▸ **Dataset entries**
------------------------------------

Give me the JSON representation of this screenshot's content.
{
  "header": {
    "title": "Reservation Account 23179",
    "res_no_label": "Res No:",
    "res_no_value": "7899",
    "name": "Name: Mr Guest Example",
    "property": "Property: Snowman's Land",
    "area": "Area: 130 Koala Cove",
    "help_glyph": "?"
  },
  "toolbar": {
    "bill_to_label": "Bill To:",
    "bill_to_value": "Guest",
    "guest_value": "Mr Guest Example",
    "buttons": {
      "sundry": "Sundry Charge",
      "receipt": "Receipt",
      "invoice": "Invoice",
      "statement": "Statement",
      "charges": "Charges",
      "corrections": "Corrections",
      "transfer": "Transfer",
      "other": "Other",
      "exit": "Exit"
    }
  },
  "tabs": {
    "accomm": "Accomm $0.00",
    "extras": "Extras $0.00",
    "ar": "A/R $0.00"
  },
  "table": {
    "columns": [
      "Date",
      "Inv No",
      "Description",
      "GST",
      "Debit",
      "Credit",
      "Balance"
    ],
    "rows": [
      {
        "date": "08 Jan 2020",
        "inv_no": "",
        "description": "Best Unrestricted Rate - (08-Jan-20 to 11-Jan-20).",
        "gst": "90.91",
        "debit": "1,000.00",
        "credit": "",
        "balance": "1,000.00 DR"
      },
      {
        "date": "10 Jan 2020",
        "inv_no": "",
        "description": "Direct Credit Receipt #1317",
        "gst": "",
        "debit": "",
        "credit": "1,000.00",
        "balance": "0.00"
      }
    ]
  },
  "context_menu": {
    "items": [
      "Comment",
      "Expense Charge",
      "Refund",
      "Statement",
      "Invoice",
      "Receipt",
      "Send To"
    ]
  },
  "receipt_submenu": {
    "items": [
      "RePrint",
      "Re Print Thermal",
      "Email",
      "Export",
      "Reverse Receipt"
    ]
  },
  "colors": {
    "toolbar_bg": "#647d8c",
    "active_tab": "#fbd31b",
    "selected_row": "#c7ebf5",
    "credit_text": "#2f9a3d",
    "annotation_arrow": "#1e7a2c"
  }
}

------------------------------------

▸ **Task brief**
Take the entries above and transcribe them in full.

▸ **Reply**
Give me the JSON representation of this screenshot's content.
{
  "header": {
    "title": "Reservation Account 23179",
    "res_no_label": "Res No:",
    "res_no_value": "7899",
    "name": "Name: Mr Guest Example",
    "property": "Property: Snowman's Land",
    "area": "Area: 130 Koala Cove",
    "help_glyph": "?"
  },
  "toolbar": {
    "bill_to_label": "Bill To:",
    "bill_to_value": "Guest",
    "guest_value": "Mr Guest Example",
    "buttons": {
      "sundry": "Sundry Charge",
      "receipt": "Receipt",
      "invoice": "Invoice",
      "statement": "Statement",
      "charges": "Charges",
      "corrections": "Corrections",
      "transfer": "Transfer",
      "other": "Other",
      "exit": "Exit"
    }
  },
  "tabs": {
    "accomm": "Accomm $0.00",
    "extras": "Extras $0.00",
    "ar": "A/R $0.00"
  },
  "table": {
    "columns": [
      "Date",
      "Inv No",
      "Description",
      "GST",
      "Debit",
      "Credit",
      "Balance"
    ],
    "rows": [
      {
        "date": "08 Jan 2020",
        "inv_no": "",
        "description": "Best Unrestricted Rate - (08-Jan-20 to 11-Jan-20).",
        "gst": "90.91",
        "debit": "1,000.00",
        "credit": "",
        "balance": "1,000.00 DR"
      },
      {
        "date": "10 Jan 2020",
        "inv_no": "",
        "description": "Direct Credit Receipt #1317",
        "gst": "",
        "debit": "",
        "credit": "1,000.00",
        "balance": "0.00"
      }
    ]
  },
  "context_menu": {
    "items": [
      "Comment",
      "Expense Charge",
      "Refund",
      "Statement",
      "Invoice",
      "Receipt",
      "Send To"
    ]
  },
  "receipt_submenu": {
    "items": [
      "RePrint",
      "Re Print Thermal",
      "Email",
      "Export",
      "Reverse Receipt"
    ]
  },
  "colors": {
    "toolbar_bg": "#647d8c",
    "active_tab": "#fbd31b",
    "selected_row": "#c7ebf5",
    "credit_text": "#2f9a3d",
    "annotation_arrow": "#1e7a2c"
  }
}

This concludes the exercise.